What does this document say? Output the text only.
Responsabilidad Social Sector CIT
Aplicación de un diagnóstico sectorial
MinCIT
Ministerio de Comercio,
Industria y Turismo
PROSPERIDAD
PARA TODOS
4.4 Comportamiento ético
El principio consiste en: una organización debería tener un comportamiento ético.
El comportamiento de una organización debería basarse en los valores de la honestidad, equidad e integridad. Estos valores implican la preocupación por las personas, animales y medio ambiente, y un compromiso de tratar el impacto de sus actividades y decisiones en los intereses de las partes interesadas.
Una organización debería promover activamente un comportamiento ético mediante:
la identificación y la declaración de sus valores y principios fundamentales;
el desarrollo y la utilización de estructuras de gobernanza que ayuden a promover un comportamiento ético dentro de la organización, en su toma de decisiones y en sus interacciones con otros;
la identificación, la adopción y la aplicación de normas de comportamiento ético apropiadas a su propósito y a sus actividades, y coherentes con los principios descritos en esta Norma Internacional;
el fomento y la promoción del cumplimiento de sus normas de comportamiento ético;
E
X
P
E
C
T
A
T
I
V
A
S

+++

* **TASK OBJECTIVE**
Retype the material in full, character for character.

* **SOLUTION BELOW**
What does this document say? Output the text only.
Responsabilidad Social Sector CIT
Aplicación de un diagnóstico sectorial
MinCIT
Ministerio de Comercio,
Industria y Turismo
PROSPERIDAD
PARA TODOS
4.4 Comportamiento ético
El principio consiste en: una organización debería tener un comportamiento ético.
El comportamiento de una organización debería basarse en los valores de la honestidad, equidad e integridad. Estos valores implican la preocupación por las personas, animales y medio ambiente, y un compromiso de tratar el impacto de sus actividades y decisiones en los intereses de las partes interesadas.
Una organización debería promover activamente un comportamiento ético mediante:
la identificación y la declaración de sus valores y principios fundamentales;
el desarrollo y la utilización de estructuras de gobernanza que ayuden a promover un comportamiento ético dentro de la organización, en su toma de decisiones y en sus interacciones con otros;
la identificación, la adopción y la aplicación de normas de comportamiento ético apropiadas a su propósito y a sus actividades, y coherentes con los principios descritos en esta Norma Internacional;
el fomento y la promoción del cumplimiento de sus normas de comportamiento ético;
E
X
P
E
C
T
A
T
I
V
A
S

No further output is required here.